### PROBLEM DESCRIPTION:
Where a line below holds the string "Россию", copy that line.

[Items listed in a dataset]
---+---

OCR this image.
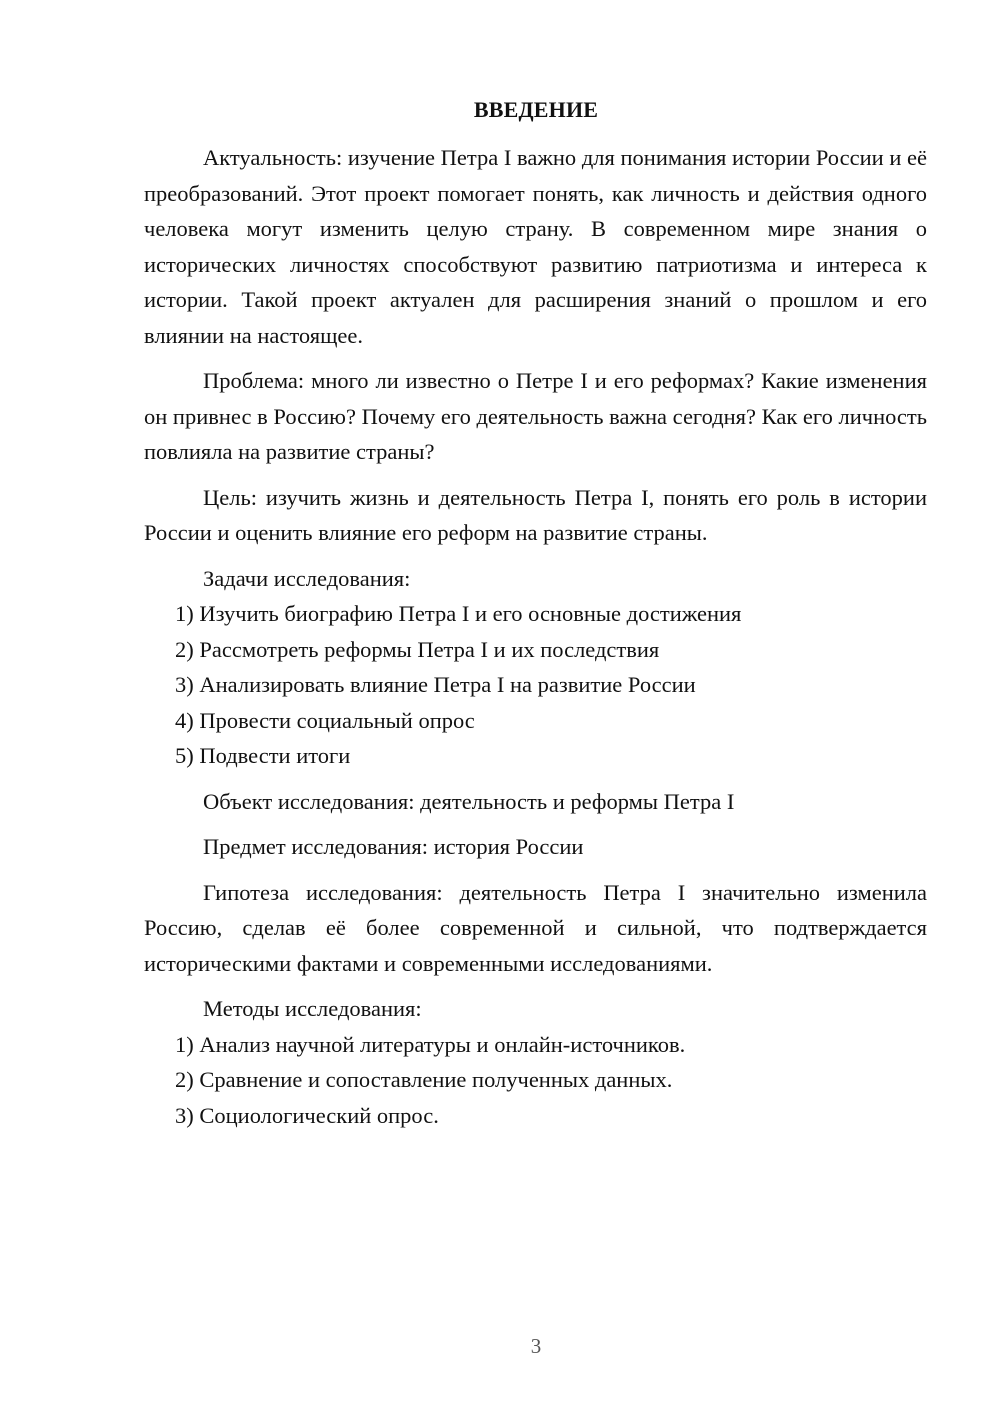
ВВЕДЕНИЕ

Актуальность: изучение Петра I важно для понимания истории России и её преобразований. Этот проект помогает понять, как личность и действия одного человека могут изменить целую страну. В современном мире знания о исторических личностях способствуют развитию патриотизма и интереса к истории. Такой проект актуален для расширения знаний о прошлом и его влиянии на настоящее.

Проблема: много ли известно о Петре I и его реформах? Какие изменения он привнес в Россию? Почему его деятельность важна сегодня? Как его личность повлияла на развитие страны?

Цель: изучить жизнь и деятельность Петра I, понять его роль в истории России и оценить влияние его реформ на развитие страны.

Задачи исследования:

1) Изучить биографию Петра I и его основные достижения

2) Рассмотреть реформы Петра I и их последствия

3) Анализировать влияние Петра I на развитие России

4) Провести социальный опрос

5) Подвести итоги

Объект исследования: деятельность и реформы Петра I

Предмет исследования: история России

Гипотеза исследования: деятельность Петра I значительно изменила Россию, сделав её более современной и сильной, что подтверждается историческими фактами и современными исследованиями.

Методы исследования:

1) Анализ научной литературы и онлайн-источников.

2) Сравнение и сопоставление полученных данных.

3) Социологический опрос.

3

---+---

### WRITTEN SOLUTION:
Проблема: много ли известно о Петре I и его реформах? Какие изменения он привнес в Россию? Почему его деятельность важна сегодня? Как его личность повлияла на развитие страны?
Гипотеза исследования: деятельность Петра I значительно изменила Россию, сделав её более современной и сильной, что подтверждается историческими фактами и современными исследованиями.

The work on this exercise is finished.